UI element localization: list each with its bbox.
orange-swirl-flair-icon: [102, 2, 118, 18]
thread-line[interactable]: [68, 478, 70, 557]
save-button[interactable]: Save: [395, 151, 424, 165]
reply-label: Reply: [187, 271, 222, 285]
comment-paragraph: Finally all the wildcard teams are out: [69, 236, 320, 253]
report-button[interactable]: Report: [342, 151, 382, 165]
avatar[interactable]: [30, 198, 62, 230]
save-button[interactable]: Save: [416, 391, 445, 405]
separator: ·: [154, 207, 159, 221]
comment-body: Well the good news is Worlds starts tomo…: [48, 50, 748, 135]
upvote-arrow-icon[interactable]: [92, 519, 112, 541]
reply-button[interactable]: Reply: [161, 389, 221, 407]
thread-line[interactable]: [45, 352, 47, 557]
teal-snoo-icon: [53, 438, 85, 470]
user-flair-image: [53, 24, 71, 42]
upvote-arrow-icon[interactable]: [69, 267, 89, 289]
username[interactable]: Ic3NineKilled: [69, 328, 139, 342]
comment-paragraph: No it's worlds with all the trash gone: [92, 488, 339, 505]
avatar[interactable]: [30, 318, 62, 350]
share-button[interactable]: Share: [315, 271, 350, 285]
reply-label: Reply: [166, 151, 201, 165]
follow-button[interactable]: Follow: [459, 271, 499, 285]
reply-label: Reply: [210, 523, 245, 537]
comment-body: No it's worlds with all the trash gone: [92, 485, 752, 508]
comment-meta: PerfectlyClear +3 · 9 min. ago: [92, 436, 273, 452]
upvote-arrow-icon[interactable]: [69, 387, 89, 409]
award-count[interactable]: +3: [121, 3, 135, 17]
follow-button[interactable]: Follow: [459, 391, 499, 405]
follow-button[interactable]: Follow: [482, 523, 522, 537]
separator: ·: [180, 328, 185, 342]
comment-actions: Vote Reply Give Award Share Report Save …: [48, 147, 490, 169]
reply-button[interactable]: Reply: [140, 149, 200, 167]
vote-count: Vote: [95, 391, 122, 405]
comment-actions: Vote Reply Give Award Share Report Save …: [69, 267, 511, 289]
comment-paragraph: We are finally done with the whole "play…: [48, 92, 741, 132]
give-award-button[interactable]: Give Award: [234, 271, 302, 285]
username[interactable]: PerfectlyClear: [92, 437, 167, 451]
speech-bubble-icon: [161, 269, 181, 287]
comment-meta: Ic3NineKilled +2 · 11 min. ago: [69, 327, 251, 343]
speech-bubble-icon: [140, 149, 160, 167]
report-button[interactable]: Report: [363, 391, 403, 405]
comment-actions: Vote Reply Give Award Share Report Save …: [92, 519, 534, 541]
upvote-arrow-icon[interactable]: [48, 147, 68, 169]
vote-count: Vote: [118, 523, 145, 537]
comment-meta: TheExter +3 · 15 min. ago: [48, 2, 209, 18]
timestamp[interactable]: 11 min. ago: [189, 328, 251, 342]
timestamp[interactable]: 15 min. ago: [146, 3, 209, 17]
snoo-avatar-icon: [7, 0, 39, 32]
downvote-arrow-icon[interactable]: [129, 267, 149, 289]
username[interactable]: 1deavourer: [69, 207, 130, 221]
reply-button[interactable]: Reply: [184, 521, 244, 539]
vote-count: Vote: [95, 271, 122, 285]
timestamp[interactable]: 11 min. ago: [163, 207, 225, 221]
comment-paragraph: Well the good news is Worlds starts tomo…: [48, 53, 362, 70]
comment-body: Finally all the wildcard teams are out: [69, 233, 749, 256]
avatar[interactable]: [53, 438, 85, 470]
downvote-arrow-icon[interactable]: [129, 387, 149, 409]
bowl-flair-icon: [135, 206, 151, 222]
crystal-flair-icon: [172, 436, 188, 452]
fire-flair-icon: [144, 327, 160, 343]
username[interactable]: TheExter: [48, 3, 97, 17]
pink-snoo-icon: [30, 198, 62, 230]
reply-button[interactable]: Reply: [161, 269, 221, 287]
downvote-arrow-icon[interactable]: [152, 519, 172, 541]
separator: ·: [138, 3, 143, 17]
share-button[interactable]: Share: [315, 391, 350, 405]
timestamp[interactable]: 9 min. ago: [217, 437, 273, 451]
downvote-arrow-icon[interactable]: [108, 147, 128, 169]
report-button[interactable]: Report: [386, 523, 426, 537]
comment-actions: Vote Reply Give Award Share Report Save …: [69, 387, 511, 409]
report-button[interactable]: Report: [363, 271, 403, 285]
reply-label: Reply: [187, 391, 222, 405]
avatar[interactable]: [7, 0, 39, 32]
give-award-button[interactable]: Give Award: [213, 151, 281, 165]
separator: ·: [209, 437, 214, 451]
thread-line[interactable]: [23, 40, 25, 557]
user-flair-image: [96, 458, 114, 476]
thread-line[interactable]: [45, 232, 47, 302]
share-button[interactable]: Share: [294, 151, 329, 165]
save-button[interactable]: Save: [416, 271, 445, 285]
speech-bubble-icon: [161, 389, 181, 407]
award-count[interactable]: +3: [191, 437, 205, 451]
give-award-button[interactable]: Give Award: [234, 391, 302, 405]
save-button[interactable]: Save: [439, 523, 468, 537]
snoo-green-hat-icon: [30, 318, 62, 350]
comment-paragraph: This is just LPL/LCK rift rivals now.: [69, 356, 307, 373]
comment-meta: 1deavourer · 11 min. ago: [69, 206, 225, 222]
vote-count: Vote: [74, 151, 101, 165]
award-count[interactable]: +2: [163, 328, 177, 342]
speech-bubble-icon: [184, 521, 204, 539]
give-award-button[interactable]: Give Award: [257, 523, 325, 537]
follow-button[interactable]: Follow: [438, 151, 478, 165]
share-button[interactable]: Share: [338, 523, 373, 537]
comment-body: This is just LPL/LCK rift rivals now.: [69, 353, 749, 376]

### EXERCISE TASK
Copy out all of the data above line for line, with no changes.

### WRITTEN RESPONSE
UI element localization: list each with its bbox.
orange-swirl-flair-icon: [102, 2, 118, 18]
thread-line[interactable]: [68, 478, 70, 557]
save-button[interactable]: Save: [395, 151, 424, 165]
reply-label: Reply: [187, 271, 222, 285]
comment-paragraph: Finally all the wildcard teams are out: [69, 236, 320, 253]
report-button[interactable]: Report: [342, 151, 382, 165]
avatar[interactable]: [30, 198, 62, 230]
save-button[interactable]: Save: [416, 391, 445, 405]
separator: ·: [154, 207, 159, 221]
comment-body: Well the good news is Worlds starts tomo…: [48, 50, 748, 135]
upvote-arrow-icon[interactable]: [92, 519, 112, 541]
reply-button[interactable]: Reply: [161, 389, 221, 407]
thread-line[interactable]: [45, 352, 47, 557]
teal-snoo-icon: [53, 438, 85, 470]
user-flair-image: [53, 24, 71, 42]
upvote-arrow-icon[interactable]: [69, 267, 89, 289]
username[interactable]: Ic3NineKilled: [69, 328, 139, 342]
comment-paragraph: No it's worlds with all the trash gone: [92, 488, 339, 505]
avatar[interactable]: [30, 318, 62, 350]
share-button[interactable]: Share: [315, 271, 350, 285]
reply-label: Reply: [166, 151, 201, 165]
follow-button[interactable]: Follow: [459, 271, 499, 285]
reply-label: Reply: [210, 523, 245, 537]
comment-body: No it's worlds with all the trash gone: [92, 485, 752, 508]
comment-meta: PerfectlyClear +3 · 9 min. ago: [92, 436, 273, 452]
upvote-arrow-icon[interactable]: [69, 387, 89, 409]
award-count[interactable]: +3: [121, 3, 135, 17]
follow-button[interactable]: Follow: [459, 391, 499, 405]
follow-button[interactable]: Follow: [482, 523, 522, 537]
separator: ·: [180, 328, 185, 342]
comment-actions: Vote Reply Give Award Share Report Save …: [48, 147, 490, 169]
reply-button[interactable]: Reply: [140, 149, 200, 167]
vote-count: Vote: [95, 391, 122, 405]
comment-actions: Vote Reply Give Award Share Report Save …: [69, 267, 511, 289]
comment-paragraph: We are finally done with the whole "play…: [48, 92, 741, 132]
give-award-button[interactable]: Give Award: [234, 271, 302, 285]
username[interactable]: PerfectlyClear: [92, 437, 167, 451]
speech-bubble-icon: [161, 269, 181, 287]
comment-meta: Ic3NineKilled +2 · 11 min. ago: [69, 327, 251, 343]
speech-bubble-icon: [140, 149, 160, 167]
report-button[interactable]: Report: [363, 391, 403, 405]
comment-actions: Vote Reply Give Award Share Report Save …: [92, 519, 534, 541]
upvote-arrow-icon[interactable]: [48, 147, 68, 169]
vote-count: Vote: [118, 523, 145, 537]
comment-meta: TheExter +3 · 15 min. ago: [48, 2, 209, 18]
timestamp[interactable]: 11 min. ago: [189, 328, 251, 342]
timestamp[interactable]: 15 min. ago: [146, 3, 209, 17]
snoo-avatar-icon: [7, 0, 39, 32]
downvote-arrow-icon[interactable]: [129, 267, 149, 289]
username[interactable]: 1deavourer: [69, 207, 130, 221]
reply-button[interactable]: Reply: [184, 521, 244, 539]
vote-count: Vote: [95, 271, 122, 285]
timestamp[interactable]: 11 min. ago: [163, 207, 225, 221]
comment-paragraph: Well the good news is Worlds starts tomo…: [48, 53, 362, 70]
comment-body: Finally all the wildcard teams are out: [69, 233, 749, 256]
avatar[interactable]: [53, 438, 85, 470]
downvote-arrow-icon[interactable]: [129, 387, 149, 409]
bowl-flair-icon: [135, 206, 151, 222]
crystal-flair-icon: [172, 436, 188, 452]
fire-flair-icon: [144, 327, 160, 343]
username[interactable]: TheExter: [48, 3, 97, 17]
pink-snoo-icon: [30, 198, 62, 230]
reply-button[interactable]: Reply: [161, 269, 221, 287]
downvote-arrow-icon[interactable]: [152, 519, 172, 541]
separator: ·: [138, 3, 143, 17]
share-button[interactable]: Share: [315, 391, 350, 405]
timestamp[interactable]: 9 min. ago: [217, 437, 273, 451]
downvote-arrow-icon[interactable]: [108, 147, 128, 169]
report-button[interactable]: Report: [386, 523, 426, 537]
comment-actions: Vote Reply Give Award Share Report Save …: [69, 387, 511, 409]
report-button[interactable]: Report: [363, 271, 403, 285]
reply-label: Reply: [187, 391, 222, 405]
avatar[interactable]: [7, 0, 39, 32]
give-award-button[interactable]: Give Award: [213, 151, 281, 165]
separator: ·: [209, 437, 214, 451]
thread-line[interactable]: [23, 40, 25, 557]
user-flair-image: [96, 458, 114, 476]
thread-line[interactable]: [45, 232, 47, 302]
share-button[interactable]: Share: [294, 151, 329, 165]
save-button[interactable]: Save: [416, 271, 445, 285]
speech-bubble-icon: [161, 389, 181, 407]
award-count[interactable]: +3: [191, 437, 205, 451]
give-award-button[interactable]: Give Award: [234, 391, 302, 405]
save-button[interactable]: Save: [439, 523, 468, 537]
snoo-green-hat-icon: [30, 318, 62, 350]
comment-paragraph: This is just LPL/LCK rift rivals now.: [69, 356, 307, 373]
comment-meta: 1deavourer · 11 min. ago: [69, 206, 225, 222]
vote-count: Vote: [74, 151, 101, 165]
award-count[interactable]: +2: [163, 328, 177, 342]
speech-bubble-icon: [184, 521, 204, 539]
give-award-button[interactable]: Give Award: [257, 523, 325, 537]
follow-button[interactable]: Follow: [438, 151, 478, 165]
share-button[interactable]: Share: [338, 523, 373, 537]
comment-body: This is just LPL/LCK rift rivals now.: [69, 353, 749, 376]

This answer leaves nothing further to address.